Restate the data word for word and leave the images out.

## Supplied entries
══════════════════════════════

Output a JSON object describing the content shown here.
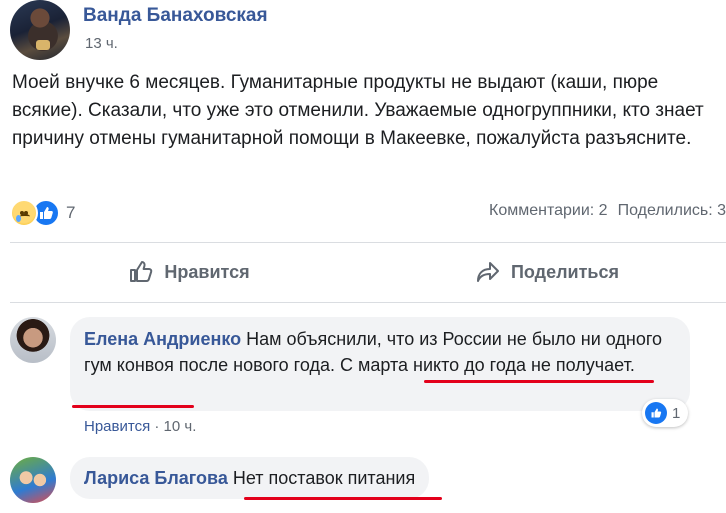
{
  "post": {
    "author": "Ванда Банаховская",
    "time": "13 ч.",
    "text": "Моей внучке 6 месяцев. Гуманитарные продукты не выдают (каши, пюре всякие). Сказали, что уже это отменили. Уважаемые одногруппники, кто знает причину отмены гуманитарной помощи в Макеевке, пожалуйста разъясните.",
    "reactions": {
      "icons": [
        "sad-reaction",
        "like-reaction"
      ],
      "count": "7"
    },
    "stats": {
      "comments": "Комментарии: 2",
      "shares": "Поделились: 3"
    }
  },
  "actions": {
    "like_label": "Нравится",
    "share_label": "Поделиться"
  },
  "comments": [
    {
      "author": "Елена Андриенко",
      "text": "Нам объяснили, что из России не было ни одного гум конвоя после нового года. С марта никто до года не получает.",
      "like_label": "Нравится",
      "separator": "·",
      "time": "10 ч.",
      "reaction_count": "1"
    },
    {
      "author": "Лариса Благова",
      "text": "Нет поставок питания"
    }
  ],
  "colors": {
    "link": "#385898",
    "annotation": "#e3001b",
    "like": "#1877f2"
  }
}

══════════════════════════════

## Written solution
Output a JSON object describing the content shown here.
{
  "post": {
    "author": "Ванда Банаховская",
    "time": "13 ч.",
    "text": "Моей внучке 6 месяцев. Гуманитарные продукты не выдают (каши, пюре всякие). Сказали, что уже это отменили. Уважаемые одногруппники, кто знает причину отмены гуманитарной помощи в Макеевке, пожалуйста разъясните.",
    "reactions": {
      "icons": [
        "sad-reaction",
        "like-reaction"
      ],
      "count": "7"
    },
    "stats": {
      "comments": "Комментарии: 2",
      "shares": "Поделились: 3"
    }
  },
  "actions": {
    "like_label": "Нравится",
    "share_label": "Поделиться"
  },
  "comments": [
    {
      "author": "Елена Андриенко",
      "text": "Нам объяснили, что из России не было ни одного гум конвоя после нового года. С марта никто до года не получает.",
      "like_label": "Нравится",
      "separator": "·",
      "time": "10 ч.",
      "reaction_count": "1"
    },
    {
      "author": "Лариса Благова",
      "text": "Нет поставок питания"
    }
  ],
  "colors": {
    "link": "#385898",
    "annotation": "#e3001b",
    "like": "#1877f2"
  }
}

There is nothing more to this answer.